* [WORK INSTRUCTIONS]
Repeat the listing exactly as given, omitting every image.

-- Begin RECORDS SUPPLIED --

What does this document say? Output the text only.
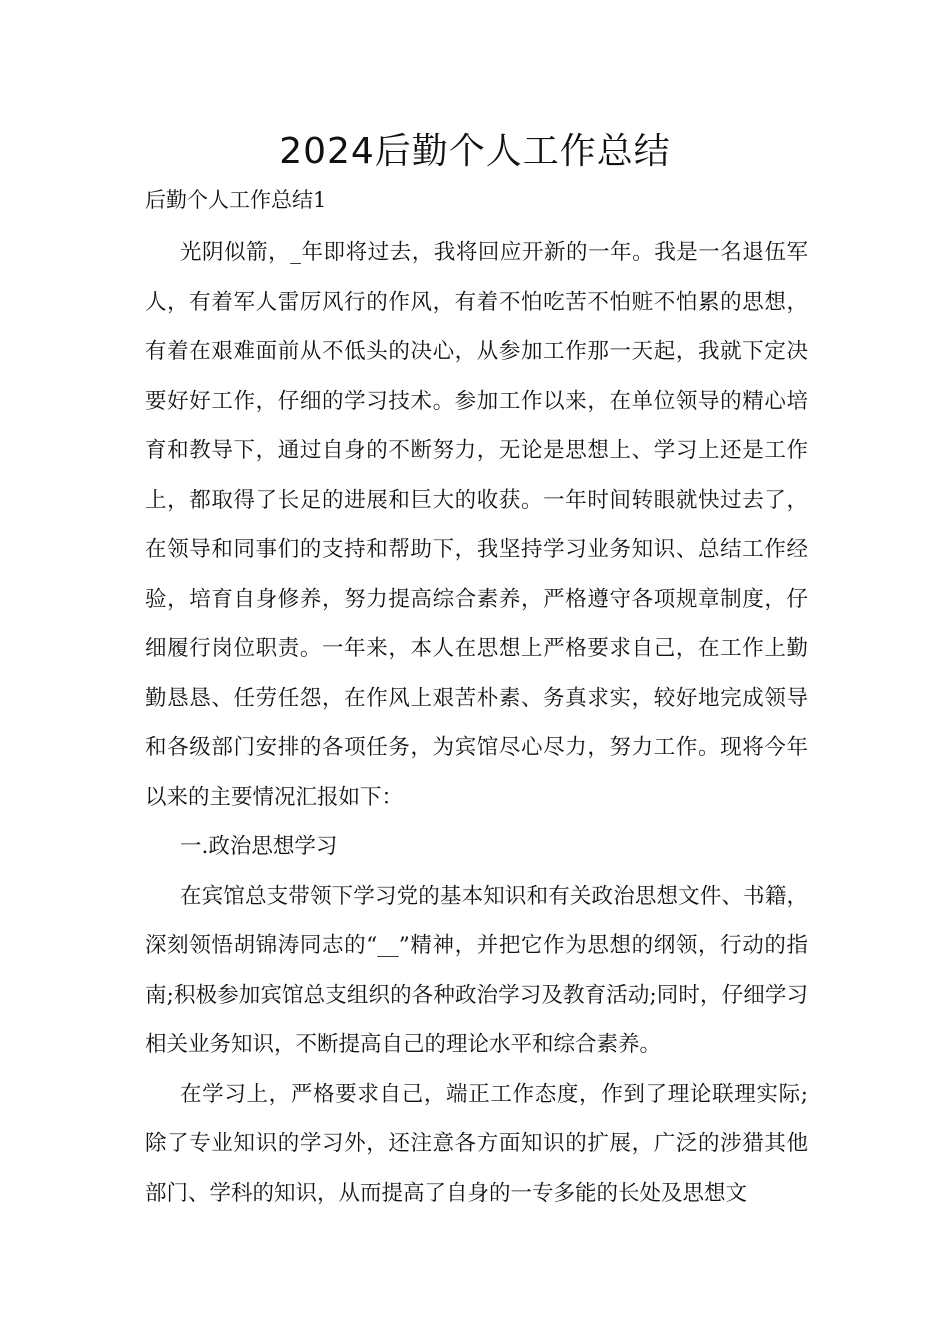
2024后勤个人工作总结
后勤个人工作总结1

光阴似箭，_年即将过去，我将回应开新的一年。我是一名退伍军人，有着军人雷厉风行的作风，有着不怕吃苦不怕赃不怕累的思想，有着在艰难面前从不低头的决心，从参加工作那一天起，我就下定决要好好工作，仔细的学习技术。参加工作以来，在单位领导的精心培育和教导下，通过自身的不断努力，无论是思想上、学习上还是工作上，都取得了长足的进展和巨大的收获。一年时间转眼就快过去了，在领导和同事们的支持和帮助下，我坚持学习业务知识、总结工作经验，培育自身修养，努力提高综合素养，严格遵守各项规章制度，仔细履行岗位职责。一年来，本人在思想上严格要求自己，在工作上勤勤恳恳、任劳任怨，在作风上艰苦朴素、务真求实，较好地完成领导和各级部门安排的各项任务，为宾馆尽心尽力，努力工作。现将今年以来的主要情况汇报如下：

一.政治思想学习

在宾馆总支带领下学习党的基本知识和有关政治思想文件、书籍，深刻领悟胡锦涛同志的“__”精神，并把它作为思想的纲领，行动的指南;积极参加宾馆总支组织的各种政治学习及教育活动;同时，仔细学习相关业务知识，不断提高自己的理论水平和综合素养。

在学习上，严格要求自己，端正工作态度，作到了理论联理实际;除了专业知识的学习外，还注意各方面知识的扩展，广泛的涉猎其他部门、学科的知识，从而提高了自身的一专多能的长处及思想文
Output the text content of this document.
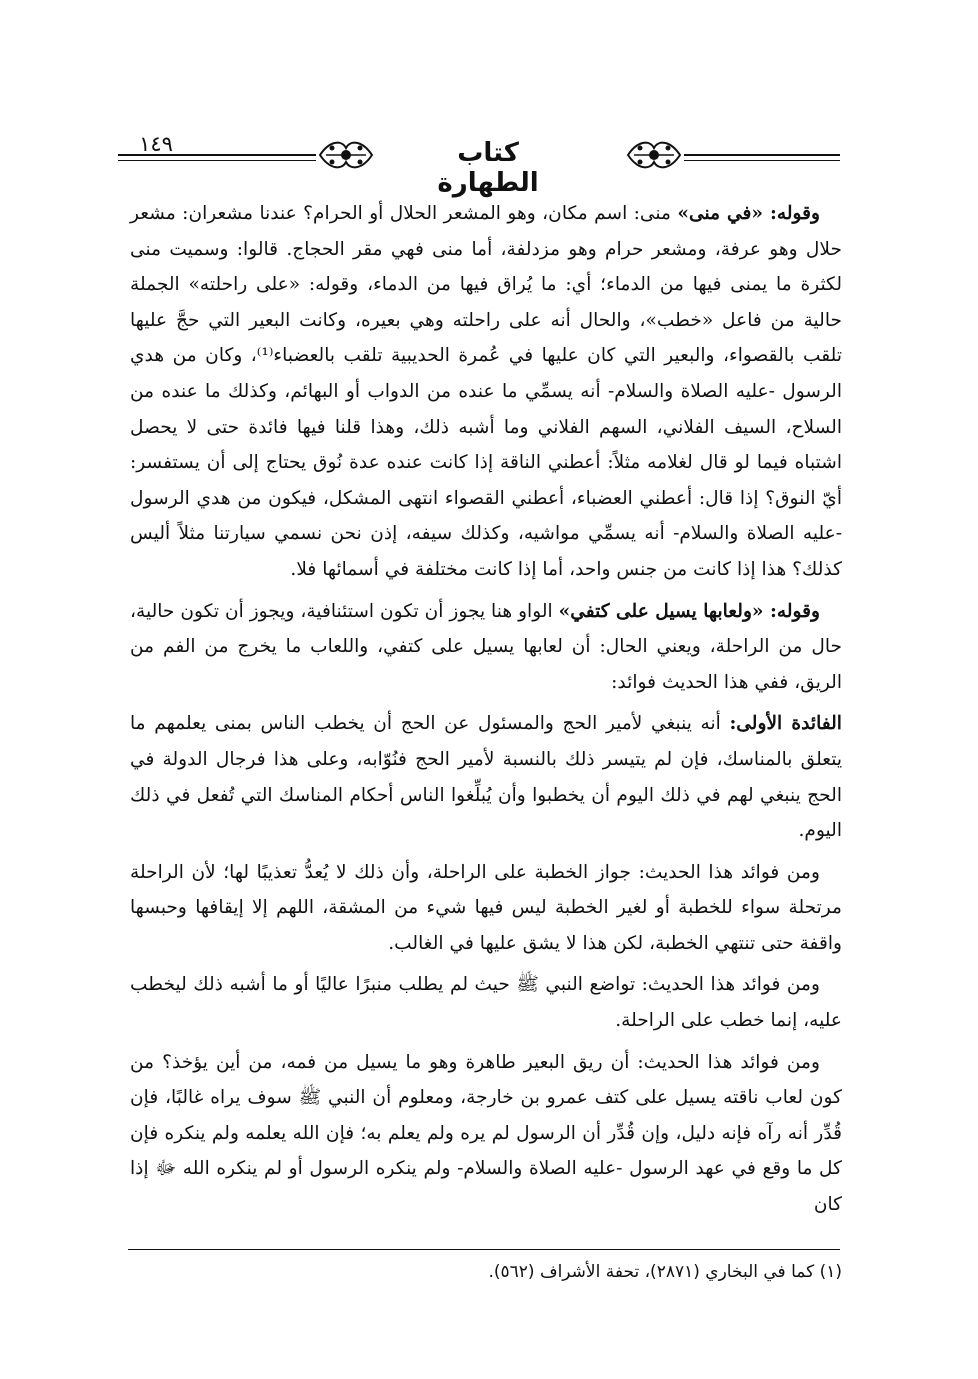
١٤٩	كتاب الطهارة

وقوله: «في منى» منى: اسم مكان، وهو المشعر الحلال أو الحرام؟ عندنا مشعران: مشعر حلال وهو عرفة، ومشعر حرام وهو مزدلفة، أما منى فهي مقر الحجاج. قالوا: وسميت منى لكثرة ما يمنى فيها من الدماء؛ أي: ما يُراق فيها من الدماء، وقوله: «على راحلته» الجملة حالية من فاعل «خطب»، والحال أنه على راحلته وهي بعيره، وكانت البعير التي حجَّ عليها تلقب بالقصواء، والبعير التي كان عليها في عُمرة الحديبية تلقب بالعضباء⁽¹⁾، وكان من هدي الرسول -عليه الصلاة والسلام- أنه يسمِّي ما عنده من الدواب أو البهائم، وكذلك ما عنده من السلاح، السيف الفلاني، السهم الفلاني وما أشبه ذلك، وهذا قلنا فيها فائدة حتى لا يحصل اشتباه فيما لو قال لغلامه مثلاً: أعطني الناقة إذا كانت عنده عدة نُوق يحتاج إلى أن يستفسر: أيّ النوق؟ إذا قال: أعطني العضباء، أعطني القصواء انتهى المشكل، فيكون من هدي الرسول -عليه الصلاة والسلام- أنه يسمِّي مواشيه، وكذلك سيفه، إذن نحن نسمي سيارتنا مثلاً أليس كذلك؟ هذا إذا كانت من جنس واحد، أما إذا كانت مختلفة في أسمائها فلا.

وقوله: «ولعابها يسيل على كتفي» الواو هنا يجوز أن تكون استئنافية، ويجوز أن تكون حالية، حال من الراحلة، ويعني الحال: أن لعابها يسيل على كتفي، واللعاب ما يخرج من الفم من الريق، ففي هذا الحديث فوائد:

الفائدة الأولى: أنه ينبغي لأمير الحج والمسئول عن الحج أن يخطب الناس بمنى يعلمهم ما يتعلق بالمناسك، فإن لم يتيسر ذلك بالنسبة لأمير الحج فنُوّابه، وعلى هذا فرجال الدولة في الحج ينبغي لهم في ذلك اليوم أن يخطبوا وأن يُبلِّغوا الناس أحكام المناسك التي تُفعل في ذلك اليوم.

ومن فوائد هذا الحديث: جواز الخطبة على الراحلة، وأن ذلك لا يُعدُّ تعذيبًا لها؛ لأن الراحلة مرتحلة سواء للخطبة أو لغير الخطبة ليس فيها شيء من المشقة، اللهم إلا إيقافها وحبسها واقفة حتى تنتهي الخطبة، لكن هذا لا يشق عليها في الغالب.

ومن فوائد هذا الحديث: تواضع النبي ﷺ حيث لم يطلب منبرًا عاليًا أو ما أشبه ذلك ليخطب عليه، إنما خطب على الراحلة.

ومن فوائد هذا الحديث: أن ريق البعير طاهرة وهو ما يسيل من فمه، من أين يؤخذ؟ من كون لعاب ناقته يسيل على كتف عمرو بن خارجة، ومعلوم أن النبي ﷺ سوف يراه غالبًا، فإن قُدِّر أنه رآه فإنه دليل، وإن قُدِّر أن الرسول لم يره ولم يعلم به؛ فإن الله يعلمه ولم ينكره فإن كل ما وقع في عهد الرسول -عليه الصلاة والسلام- ولم ينكره الرسول أو لم ينكره الله ﷻ إذا كان

(١) كما في البخاري (٢٨٧١)، تحفة الأشراف (٥٦٢).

-- End RECORDS SUPPLIED --

* [RESULT]
What does this document say? Output the text only.
2024后勤个人工作总结
后勤个人工作总结1

光阴似箭，_年即将过去，我将回应开新的一年。我是一名退伍军人，有着军人雷厉风行的作风，有着不怕吃苦不怕赃不怕累的思想，有着在艰难面前从不低头的决心，从参加工作那一天起，我就下定决要好好工作，仔细的学习技术。参加工作以来，在单位领导的精心培育和教导下，通过自身的不断努力，无论是思想上、学习上还是工作上，都取得了长足的进展和巨大的收获。一年时间转眼就快过去了，在领导和同事们的支持和帮助下，我坚持学习业务知识、总结工作经验，培育自身修养，努力提高综合素养，严格遵守各项规章制度，仔细履行岗位职责。一年来，本人在思想上严格要求自己，在工作上勤勤恳恳、任劳任怨，在作风上艰苦朴素、务真求实，较好地完成领导和各级部门安排的各项任务，为宾馆尽心尽力，努力工作。现将今年以来的主要情况汇报如下：

一.政治思想学习

在宾馆总支带领下学习党的基本知识和有关政治思想文件、书籍，深刻领悟胡锦涛同志的“__”精神，并把它作为思想的纲领，行动的指南;积极参加宾馆总支组织的各种政治学习及教育活动;同时，仔细学习相关业务知识，不断提高自己的理论水平和综合素养。

在学习上，严格要求自己，端正工作态度，作到了理论联理实际;除了专业知识的学习外，还注意各方面知识的扩展，广泛的涉猎其他部门、学科的知识，从而提高了自身的一专多能的长处及思想文
Output the text content of this document.
١٤٩	كتاب الطهارة

وقوله: «في منى» منى: اسم مكان، وهو المشعر الحلال أو الحرام؟ عندنا مشعران: مشعر حلال وهو عرفة، ومشعر حرام وهو مزدلفة، أما منى فهي مقر الحجاج. قالوا: وسميت منى لكثرة ما يمنى فيها من الدماء؛ أي: ما يُراق فيها من الدماء، وقوله: «على راحلته» الجملة حالية من فاعل «خطب»، والحال أنه على راحلته وهي بعيره، وكانت البعير التي حجَّ عليها تلقب بالقصواء، والبعير التي كان عليها في عُمرة الحديبية تلقب بالعضباء⁽¹⁾، وكان من هدي الرسول -عليه الصلاة والسلام- أنه يسمِّي ما عنده من الدواب أو البهائم، وكذلك ما عنده من السلاح، السيف الفلاني، السهم الفلاني وما أشبه ذلك، وهذا قلنا فيها فائدة حتى لا يحصل اشتباه فيما لو قال لغلامه مثلاً: أعطني الناقة إذا كانت عنده عدة نُوق يحتاج إلى أن يستفسر: أيّ النوق؟ إذا قال: أعطني العضباء، أعطني القصواء انتهى المشكل، فيكون من هدي الرسول -عليه الصلاة والسلام- أنه يسمِّي مواشيه، وكذلك سيفه، إذن نحن نسمي سيارتنا مثلاً أليس كذلك؟ هذا إذا كانت من جنس واحد، أما إذا كانت مختلفة في أسمائها فلا.

وقوله: «ولعابها يسيل على كتفي» الواو هنا يجوز أن تكون استئنافية، ويجوز أن تكون حالية، حال من الراحلة، ويعني الحال: أن لعابها يسيل على كتفي، واللعاب ما يخرج من الفم من الريق، ففي هذا الحديث فوائد:

الفائدة الأولى: أنه ينبغي لأمير الحج والمسئول عن الحج أن يخطب الناس بمنى يعلمهم ما يتعلق بالمناسك، فإن لم يتيسر ذلك بالنسبة لأمير الحج فنُوّابه، وعلى هذا فرجال الدولة في الحج ينبغي لهم في ذلك اليوم أن يخطبوا وأن يُبلِّغوا الناس أحكام المناسك التي تُفعل في ذلك اليوم.

ومن فوائد هذا الحديث: جواز الخطبة على الراحلة، وأن ذلك لا يُعدُّ تعذيبًا لها؛ لأن الراحلة مرتحلة سواء للخطبة أو لغير الخطبة ليس فيها شيء من المشقة، اللهم إلا إيقافها وحبسها واقفة حتى تنتهي الخطبة، لكن هذا لا يشق عليها في الغالب.

ومن فوائد هذا الحديث: تواضع النبي ﷺ حيث لم يطلب منبرًا عاليًا أو ما أشبه ذلك ليخطب عليه، إنما خطب على الراحلة.

ومن فوائد هذا الحديث: أن ريق البعير طاهرة وهو ما يسيل من فمه، من أين يؤخذ؟ من كون لعاب ناقته يسيل على كتف عمرو بن خارجة، ومعلوم أن النبي ﷺ سوف يراه غالبًا، فإن قُدِّر أنه رآه فإنه دليل، وإن قُدِّر أن الرسول لم يره ولم يعلم به؛ فإن الله يعلمه ولم ينكره فإن كل ما وقع في عهد الرسول -عليه الصلاة والسلام- ولم ينكره الرسول أو لم ينكره الله ﷻ إذا كان

(١) كما في البخاري (٢٨٧١)، تحفة الأشراف (٥٦٢).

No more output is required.